**SHORT TASK**
Leave out the pictures and repeat the rest of the material exactly.
___ TASK INPUTS ___
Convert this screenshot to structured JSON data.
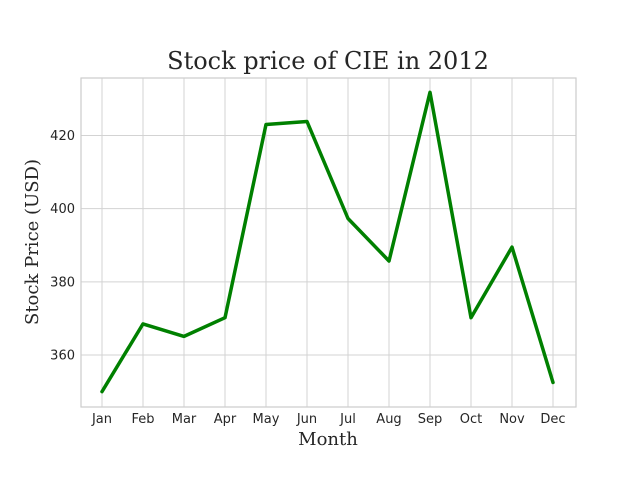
{
  "chart_data": {
    "type": "line",
    "title": "Stock price of CIE in 2012",
    "xlabel": "Month",
    "ylabel": "Stock Price (USD)",
    "categories": [
      "Jan",
      "Feb",
      "Mar",
      "Apr",
      "May",
      "Jun",
      "Jul",
      "Aug",
      "Sep",
      "Oct",
      "Nov",
      "Dec"
    ],
    "series": [
      {
        "values": [
          350.0,
          368.5,
          365.1,
          370.2,
          423.0,
          423.8,
          397.3,
          385.7,
          431.8,
          370.2,
          389.5,
          352.5
        ]
      }
    ],
    "yticks": [
      360,
      380,
      400,
      420
    ],
    "ylim": [
      345.8,
      435.7
    ],
    "grid": true,
    "colors": {
      "line": "#008000",
      "grid": "#d3d3d3",
      "text": "#262626"
    }
  }
}
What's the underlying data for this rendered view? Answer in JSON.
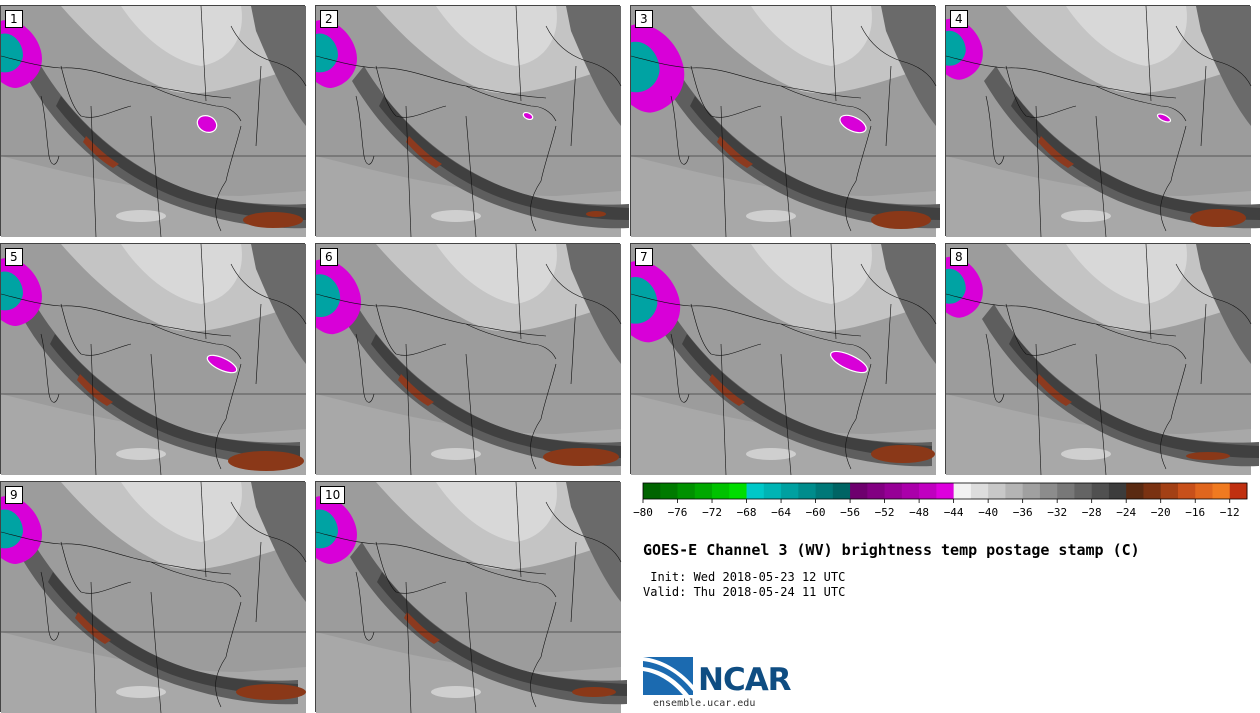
{
  "panels": [
    {
      "label": "1"
    },
    {
      "label": "2"
    },
    {
      "label": "3"
    },
    {
      "label": "4"
    },
    {
      "label": "5"
    },
    {
      "label": "6"
    },
    {
      "label": "7"
    },
    {
      "label": "8"
    },
    {
      "label": "9"
    },
    {
      "label": "10"
    }
  ],
  "chart_data": {
    "type": "heatmap",
    "title": "GOES-E Channel 3 (WV) brightness temp postage stamp (C)",
    "init": " Init: Wed 2018-05-23 12 UTC",
    "valid": "Valid: Thu 2018-05-24 11 UTC",
    "colorbar": {
      "ticks": [
        -80,
        -76,
        -72,
        -68,
        -64,
        -60,
        -56,
        -52,
        -48,
        -44,
        -40,
        -36,
        -32,
        -28,
        -24,
        -20,
        -16,
        -12
      ],
      "range": [
        -80,
        -10
      ],
      "bins": [
        {
          "from": -80,
          "to": -68,
          "colors": [
            "#006400",
            "#007a00",
            "#009100",
            "#00a800",
            "#00c200",
            "#00dd00"
          ]
        },
        {
          "from": -68,
          "to": -56,
          "colors": [
            "#00c8c8",
            "#00b4b4",
            "#00a0a0",
            "#008c8c",
            "#007878",
            "#006464"
          ]
        },
        {
          "from": -56,
          "to": -44,
          "colors": [
            "#6e006e",
            "#820082",
            "#960096",
            "#aa00aa",
            "#c000c0",
            "#dd00dd"
          ]
        },
        {
          "from": -44,
          "to": -24,
          "colors": [
            "#f2f2f2",
            "#dddddd",
            "#c8c8c8",
            "#b4b4b4",
            "#a0a0a0",
            "#8c8c8c",
            "#787878",
            "#646464",
            "#505050",
            "#3c3c3c"
          ]
        },
        {
          "from": -24,
          "to": -10,
          "colors": [
            "#5a2a12",
            "#7a3212",
            "#a34015",
            "#c8501a",
            "#e0661e",
            "#f07a20",
            "#c03010"
          ]
        }
      ]
    }
  },
  "logo": {
    "name": "NCAR",
    "url": "ensemble.ucar.edu"
  },
  "colors": {
    "wv_dry": "#8c3a1f",
    "wv_moist": "#d800d8",
    "cold_cloud": "#00a3a3"
  }
}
___
**RESULT FOR THIS TASK**
Convert this screenshot to structured JSON data.
{
  "chart_data": {
    "type": "line",
    "title": "Stock price of CIE in 2012",
    "xlabel": "Month",
    "ylabel": "Stock Price (USD)",
    "categories": [
      "Jan",
      "Feb",
      "Mar",
      "Apr",
      "May",
      "Jun",
      "Jul",
      "Aug",
      "Sep",
      "Oct",
      "Nov",
      "Dec"
    ],
    "series": [
      {
        "values": [
          350.0,
          368.5,
          365.1,
          370.2,
          423.0,
          423.8,
          397.3,
          385.7,
          431.8,
          370.2,
          389.5,
          352.5
        ]
      }
    ],
    "yticks": [
      360,
      380,
      400,
      420
    ],
    "ylim": [
      345.8,
      435.7
    ],
    "grid": true,
    "colors": {
      "line": "#008000",
      "grid": "#d3d3d3",
      "text": "#262626"
    }
  }
}
What's the underlying data for this rendered view? Answer in JSON.
{
  "panels": [
    {
      "label": "1"
    },
    {
      "label": "2"
    },
    {
      "label": "3"
    },
    {
      "label": "4"
    },
    {
      "label": "5"
    },
    {
      "label": "6"
    },
    {
      "label": "7"
    },
    {
      "label": "8"
    },
    {
      "label": "9"
    },
    {
      "label": "10"
    }
  ],
  "chart_data": {
    "type": "heatmap",
    "title": "GOES-E Channel 3 (WV) brightness temp postage stamp (C)",
    "init": " Init: Wed 2018-05-23 12 UTC",
    "valid": "Valid: Thu 2018-05-24 11 UTC",
    "colorbar": {
      "ticks": [
        -80,
        -76,
        -72,
        -68,
        -64,
        -60,
        -56,
        -52,
        -48,
        -44,
        -40,
        -36,
        -32,
        -28,
        -24,
        -20,
        -16,
        -12
      ],
      "range": [
        -80,
        -10
      ],
      "bins": [
        {
          "from": -80,
          "to": -68,
          "colors": [
            "#006400",
            "#007a00",
            "#009100",
            "#00a800",
            "#00c200",
            "#00dd00"
          ]
        },
        {
          "from": -68,
          "to": -56,
          "colors": [
            "#00c8c8",
            "#00b4b4",
            "#00a0a0",
            "#008c8c",
            "#007878",
            "#006464"
          ]
        },
        {
          "from": -56,
          "to": -44,
          "colors": [
            "#6e006e",
            "#820082",
            "#960096",
            "#aa00aa",
            "#c000c0",
            "#dd00dd"
          ]
        },
        {
          "from": -44,
          "to": -24,
          "colors": [
            "#f2f2f2",
            "#dddddd",
            "#c8c8c8",
            "#b4b4b4",
            "#a0a0a0",
            "#8c8c8c",
            "#787878",
            "#646464",
            "#505050",
            "#3c3c3c"
          ]
        },
        {
          "from": -24,
          "to": -10,
          "colors": [
            "#5a2a12",
            "#7a3212",
            "#a34015",
            "#c8501a",
            "#e0661e",
            "#f07a20",
            "#c03010"
          ]
        }
      ]
    }
  },
  "logo": {
    "name": "NCAR",
    "url": "ensemble.ucar.edu"
  },
  "colors": {
    "wv_dry": "#8c3a1f",
    "wv_moist": "#d800d8",
    "cold_cloud": "#00a3a3"
  }
}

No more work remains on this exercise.